Stated problem:
What is needed is an exact repeat of the lines from the line containing "Type out the text in this image." through the final line of the entries below, and nothing else.

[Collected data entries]
= = = = = = =

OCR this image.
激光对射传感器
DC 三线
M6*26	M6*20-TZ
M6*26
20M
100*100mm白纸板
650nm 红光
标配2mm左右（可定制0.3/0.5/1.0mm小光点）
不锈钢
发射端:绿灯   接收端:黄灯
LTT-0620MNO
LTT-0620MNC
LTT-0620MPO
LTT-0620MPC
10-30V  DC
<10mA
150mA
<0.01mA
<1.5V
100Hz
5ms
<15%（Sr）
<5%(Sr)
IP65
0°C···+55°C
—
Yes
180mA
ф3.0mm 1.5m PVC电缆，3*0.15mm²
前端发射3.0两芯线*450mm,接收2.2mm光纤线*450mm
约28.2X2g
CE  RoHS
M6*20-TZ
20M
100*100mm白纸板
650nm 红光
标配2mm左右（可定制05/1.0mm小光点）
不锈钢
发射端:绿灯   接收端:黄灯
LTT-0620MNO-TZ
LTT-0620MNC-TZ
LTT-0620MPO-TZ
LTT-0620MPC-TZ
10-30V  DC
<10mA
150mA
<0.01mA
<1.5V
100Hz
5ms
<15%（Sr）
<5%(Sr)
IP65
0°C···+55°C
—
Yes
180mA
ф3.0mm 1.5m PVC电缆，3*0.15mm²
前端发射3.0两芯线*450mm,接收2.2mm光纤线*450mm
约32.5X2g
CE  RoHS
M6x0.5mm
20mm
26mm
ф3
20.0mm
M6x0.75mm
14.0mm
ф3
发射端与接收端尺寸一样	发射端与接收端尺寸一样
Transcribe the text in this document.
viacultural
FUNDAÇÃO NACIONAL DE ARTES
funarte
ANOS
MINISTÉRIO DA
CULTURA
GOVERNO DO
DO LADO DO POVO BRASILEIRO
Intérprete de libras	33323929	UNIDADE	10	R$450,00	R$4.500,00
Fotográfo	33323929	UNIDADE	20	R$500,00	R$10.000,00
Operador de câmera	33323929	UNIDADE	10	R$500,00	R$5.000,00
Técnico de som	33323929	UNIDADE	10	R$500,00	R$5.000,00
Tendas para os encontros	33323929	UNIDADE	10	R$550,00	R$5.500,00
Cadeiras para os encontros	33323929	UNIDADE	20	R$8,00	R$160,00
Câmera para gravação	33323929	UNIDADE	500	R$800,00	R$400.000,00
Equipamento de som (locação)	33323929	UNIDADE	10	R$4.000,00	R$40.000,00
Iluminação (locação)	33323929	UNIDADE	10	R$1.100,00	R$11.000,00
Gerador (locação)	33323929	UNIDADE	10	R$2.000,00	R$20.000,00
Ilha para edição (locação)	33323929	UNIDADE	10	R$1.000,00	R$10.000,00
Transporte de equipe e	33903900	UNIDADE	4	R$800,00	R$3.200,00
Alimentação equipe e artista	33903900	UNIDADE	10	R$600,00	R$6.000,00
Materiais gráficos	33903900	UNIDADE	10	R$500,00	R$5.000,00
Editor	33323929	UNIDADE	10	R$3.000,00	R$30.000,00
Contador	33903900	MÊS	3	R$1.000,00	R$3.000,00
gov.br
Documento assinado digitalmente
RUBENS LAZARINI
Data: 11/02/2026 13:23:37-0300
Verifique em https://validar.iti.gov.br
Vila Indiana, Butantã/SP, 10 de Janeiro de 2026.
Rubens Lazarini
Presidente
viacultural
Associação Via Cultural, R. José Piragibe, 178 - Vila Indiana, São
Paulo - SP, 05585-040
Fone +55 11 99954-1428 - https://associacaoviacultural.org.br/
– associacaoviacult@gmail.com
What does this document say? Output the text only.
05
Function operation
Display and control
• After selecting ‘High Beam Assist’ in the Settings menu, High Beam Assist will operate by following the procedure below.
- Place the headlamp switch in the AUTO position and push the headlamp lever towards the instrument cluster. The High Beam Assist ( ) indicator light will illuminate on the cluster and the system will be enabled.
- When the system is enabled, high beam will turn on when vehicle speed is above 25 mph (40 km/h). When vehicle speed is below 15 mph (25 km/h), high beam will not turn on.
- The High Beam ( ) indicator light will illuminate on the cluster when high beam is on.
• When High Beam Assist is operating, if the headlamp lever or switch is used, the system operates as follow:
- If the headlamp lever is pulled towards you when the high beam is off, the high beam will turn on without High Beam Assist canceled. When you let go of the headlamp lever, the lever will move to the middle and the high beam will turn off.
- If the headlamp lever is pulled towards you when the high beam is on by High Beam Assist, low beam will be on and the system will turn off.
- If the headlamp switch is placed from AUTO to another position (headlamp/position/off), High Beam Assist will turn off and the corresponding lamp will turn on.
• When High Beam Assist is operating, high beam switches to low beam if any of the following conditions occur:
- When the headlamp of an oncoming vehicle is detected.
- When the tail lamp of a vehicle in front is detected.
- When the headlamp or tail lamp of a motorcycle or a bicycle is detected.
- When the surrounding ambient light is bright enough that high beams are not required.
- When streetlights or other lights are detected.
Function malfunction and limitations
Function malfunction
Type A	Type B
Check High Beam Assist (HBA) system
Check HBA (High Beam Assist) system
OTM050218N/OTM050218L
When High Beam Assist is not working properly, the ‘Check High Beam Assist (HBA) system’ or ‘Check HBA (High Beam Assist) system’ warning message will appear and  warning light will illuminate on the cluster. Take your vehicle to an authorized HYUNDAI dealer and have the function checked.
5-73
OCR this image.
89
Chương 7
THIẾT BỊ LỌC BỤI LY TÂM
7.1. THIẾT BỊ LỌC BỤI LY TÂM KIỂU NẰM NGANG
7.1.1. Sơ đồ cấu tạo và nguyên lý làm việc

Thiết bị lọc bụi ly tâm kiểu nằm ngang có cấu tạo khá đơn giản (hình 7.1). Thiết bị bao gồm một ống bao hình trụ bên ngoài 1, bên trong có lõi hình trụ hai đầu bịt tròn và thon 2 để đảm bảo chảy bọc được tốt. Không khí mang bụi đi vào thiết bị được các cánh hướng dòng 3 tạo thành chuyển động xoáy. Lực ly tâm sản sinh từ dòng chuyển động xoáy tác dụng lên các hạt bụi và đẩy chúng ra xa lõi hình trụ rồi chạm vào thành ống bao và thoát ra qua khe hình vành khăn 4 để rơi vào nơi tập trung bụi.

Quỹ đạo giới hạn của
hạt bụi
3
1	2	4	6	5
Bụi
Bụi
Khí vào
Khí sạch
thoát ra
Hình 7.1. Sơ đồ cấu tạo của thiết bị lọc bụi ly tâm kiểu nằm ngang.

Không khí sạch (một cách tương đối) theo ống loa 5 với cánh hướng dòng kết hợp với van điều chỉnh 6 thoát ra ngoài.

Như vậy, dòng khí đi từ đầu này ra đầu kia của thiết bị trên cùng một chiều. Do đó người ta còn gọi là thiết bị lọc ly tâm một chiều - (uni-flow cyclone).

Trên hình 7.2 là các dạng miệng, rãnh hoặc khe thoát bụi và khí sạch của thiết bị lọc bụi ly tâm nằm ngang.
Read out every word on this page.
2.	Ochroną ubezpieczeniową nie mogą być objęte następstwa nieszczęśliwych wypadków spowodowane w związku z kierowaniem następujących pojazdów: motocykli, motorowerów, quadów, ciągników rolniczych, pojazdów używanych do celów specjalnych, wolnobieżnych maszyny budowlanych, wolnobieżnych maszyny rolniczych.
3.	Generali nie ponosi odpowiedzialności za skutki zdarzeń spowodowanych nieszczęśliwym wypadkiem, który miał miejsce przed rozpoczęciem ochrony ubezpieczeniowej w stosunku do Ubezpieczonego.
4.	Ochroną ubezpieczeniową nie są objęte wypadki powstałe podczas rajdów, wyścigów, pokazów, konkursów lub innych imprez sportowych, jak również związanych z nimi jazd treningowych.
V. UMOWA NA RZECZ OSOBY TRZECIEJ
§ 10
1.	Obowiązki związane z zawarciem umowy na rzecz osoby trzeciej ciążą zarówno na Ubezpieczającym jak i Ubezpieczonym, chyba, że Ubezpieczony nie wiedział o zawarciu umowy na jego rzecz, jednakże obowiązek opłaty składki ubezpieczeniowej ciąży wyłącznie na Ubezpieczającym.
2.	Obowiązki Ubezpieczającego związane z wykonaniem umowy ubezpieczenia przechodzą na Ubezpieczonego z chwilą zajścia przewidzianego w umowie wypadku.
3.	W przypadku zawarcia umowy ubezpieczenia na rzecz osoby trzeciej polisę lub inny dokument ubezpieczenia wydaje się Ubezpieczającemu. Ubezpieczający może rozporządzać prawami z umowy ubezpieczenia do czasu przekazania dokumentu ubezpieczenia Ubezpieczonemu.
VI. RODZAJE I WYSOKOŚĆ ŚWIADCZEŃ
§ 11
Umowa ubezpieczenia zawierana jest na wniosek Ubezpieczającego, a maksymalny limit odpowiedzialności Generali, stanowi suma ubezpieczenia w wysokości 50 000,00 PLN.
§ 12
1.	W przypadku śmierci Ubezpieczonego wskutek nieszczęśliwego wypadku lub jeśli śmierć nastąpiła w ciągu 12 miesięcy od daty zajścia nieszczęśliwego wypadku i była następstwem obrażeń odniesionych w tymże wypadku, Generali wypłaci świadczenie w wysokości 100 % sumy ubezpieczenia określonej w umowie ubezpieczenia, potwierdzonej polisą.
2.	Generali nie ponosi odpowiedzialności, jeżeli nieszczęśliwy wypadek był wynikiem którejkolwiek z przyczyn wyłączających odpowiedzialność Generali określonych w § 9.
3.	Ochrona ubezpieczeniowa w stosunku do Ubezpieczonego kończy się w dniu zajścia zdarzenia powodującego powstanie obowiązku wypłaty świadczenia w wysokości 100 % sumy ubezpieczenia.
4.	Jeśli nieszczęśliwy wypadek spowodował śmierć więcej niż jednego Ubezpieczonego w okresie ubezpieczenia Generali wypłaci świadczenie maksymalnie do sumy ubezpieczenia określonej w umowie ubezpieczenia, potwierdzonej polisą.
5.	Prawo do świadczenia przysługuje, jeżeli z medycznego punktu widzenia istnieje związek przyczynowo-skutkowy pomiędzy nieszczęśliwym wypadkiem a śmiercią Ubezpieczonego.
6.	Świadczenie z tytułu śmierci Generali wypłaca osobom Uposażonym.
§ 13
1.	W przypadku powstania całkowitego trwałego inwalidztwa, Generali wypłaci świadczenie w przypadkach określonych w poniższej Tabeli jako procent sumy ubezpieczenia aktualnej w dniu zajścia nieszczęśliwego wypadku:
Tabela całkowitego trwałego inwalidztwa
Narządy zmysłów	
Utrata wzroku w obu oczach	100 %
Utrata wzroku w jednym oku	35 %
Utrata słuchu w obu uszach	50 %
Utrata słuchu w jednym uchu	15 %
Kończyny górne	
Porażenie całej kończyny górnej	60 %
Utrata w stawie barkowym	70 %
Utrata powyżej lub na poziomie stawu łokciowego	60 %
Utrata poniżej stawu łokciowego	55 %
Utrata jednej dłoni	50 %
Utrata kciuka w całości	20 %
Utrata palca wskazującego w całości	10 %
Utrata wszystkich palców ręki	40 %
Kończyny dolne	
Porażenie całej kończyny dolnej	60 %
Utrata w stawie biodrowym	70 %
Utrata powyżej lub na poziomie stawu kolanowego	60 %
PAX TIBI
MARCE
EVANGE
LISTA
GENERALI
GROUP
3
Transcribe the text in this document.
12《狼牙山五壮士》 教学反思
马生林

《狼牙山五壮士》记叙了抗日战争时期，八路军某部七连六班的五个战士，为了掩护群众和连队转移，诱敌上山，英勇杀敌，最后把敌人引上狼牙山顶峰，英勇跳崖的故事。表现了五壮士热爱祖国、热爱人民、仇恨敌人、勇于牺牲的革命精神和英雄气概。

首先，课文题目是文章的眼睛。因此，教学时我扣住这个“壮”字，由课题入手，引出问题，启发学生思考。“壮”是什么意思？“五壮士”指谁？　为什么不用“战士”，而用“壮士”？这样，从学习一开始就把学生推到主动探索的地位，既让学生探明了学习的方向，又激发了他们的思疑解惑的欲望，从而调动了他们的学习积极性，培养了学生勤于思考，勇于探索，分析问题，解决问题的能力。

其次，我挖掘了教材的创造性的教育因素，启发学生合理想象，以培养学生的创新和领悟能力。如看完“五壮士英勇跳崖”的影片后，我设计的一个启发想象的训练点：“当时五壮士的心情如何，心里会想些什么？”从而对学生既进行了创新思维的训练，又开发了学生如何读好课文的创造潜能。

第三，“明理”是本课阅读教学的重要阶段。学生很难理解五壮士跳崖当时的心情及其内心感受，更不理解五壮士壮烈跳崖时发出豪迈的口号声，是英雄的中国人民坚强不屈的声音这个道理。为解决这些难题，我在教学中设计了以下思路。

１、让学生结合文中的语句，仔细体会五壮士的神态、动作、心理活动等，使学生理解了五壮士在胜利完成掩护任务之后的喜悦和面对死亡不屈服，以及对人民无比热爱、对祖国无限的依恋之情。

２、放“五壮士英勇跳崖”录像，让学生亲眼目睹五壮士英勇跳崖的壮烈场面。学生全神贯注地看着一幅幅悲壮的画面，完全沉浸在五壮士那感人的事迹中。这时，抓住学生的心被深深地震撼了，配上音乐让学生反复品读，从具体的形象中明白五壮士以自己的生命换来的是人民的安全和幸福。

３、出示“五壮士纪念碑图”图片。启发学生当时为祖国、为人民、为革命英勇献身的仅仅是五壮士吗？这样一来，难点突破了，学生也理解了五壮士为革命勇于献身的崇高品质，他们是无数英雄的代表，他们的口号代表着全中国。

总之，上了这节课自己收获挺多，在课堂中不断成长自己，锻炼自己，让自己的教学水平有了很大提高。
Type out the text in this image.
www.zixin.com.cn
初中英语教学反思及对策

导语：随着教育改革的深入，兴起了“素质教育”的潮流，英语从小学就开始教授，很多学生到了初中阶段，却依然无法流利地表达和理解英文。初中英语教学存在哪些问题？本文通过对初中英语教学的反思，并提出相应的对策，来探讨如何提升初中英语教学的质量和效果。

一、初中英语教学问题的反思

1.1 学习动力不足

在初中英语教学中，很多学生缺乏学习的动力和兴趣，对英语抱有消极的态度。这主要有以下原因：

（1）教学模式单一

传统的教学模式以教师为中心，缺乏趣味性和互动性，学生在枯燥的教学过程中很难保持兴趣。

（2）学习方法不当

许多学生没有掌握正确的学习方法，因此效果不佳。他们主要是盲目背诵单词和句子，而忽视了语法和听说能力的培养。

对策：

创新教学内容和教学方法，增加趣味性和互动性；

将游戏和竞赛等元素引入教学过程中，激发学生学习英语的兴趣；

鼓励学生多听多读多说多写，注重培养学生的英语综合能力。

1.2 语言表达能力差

= = = = = = =

Reply:
Type out the text in this image.
www.zixin.com.cn
初中英语教学反思及对策

导语：随着教育改革的深入，兴起了“素质教育”的潮流，英语从小学就开始教授，很多学生到了初中阶段，却依然无法流利地表达和理解英文。初中英语教学存在哪些问题？本文通过对初中英语教学的反思，并提出相应的对策，来探讨如何提升初中英语教学的质量和效果。

一、初中英语教学问题的反思

1.1 学习动力不足

在初中英语教学中，很多学生缺乏学习的动力和兴趣，对英语抱有消极的态度。这主要有以下原因：

（1）教学模式单一

传统的教学模式以教师为中心，缺乏趣味性和互动性，学生在枯燥的教学过程中很难保持兴趣。

（2）学习方法不当

许多学生没有掌握正确的学习方法，因此效果不佳。他们主要是盲目背诵单词和句子，而忽视了语法和听说能力的培养。

对策：

创新教学内容和教学方法，增加趣味性和互动性；

将游戏和竞赛等元素引入教学过程中，激发学生学习英语的兴趣；

鼓励学生多听多读多说多写，注重培养学生的英语综合能力。

1.2 语言表达能力差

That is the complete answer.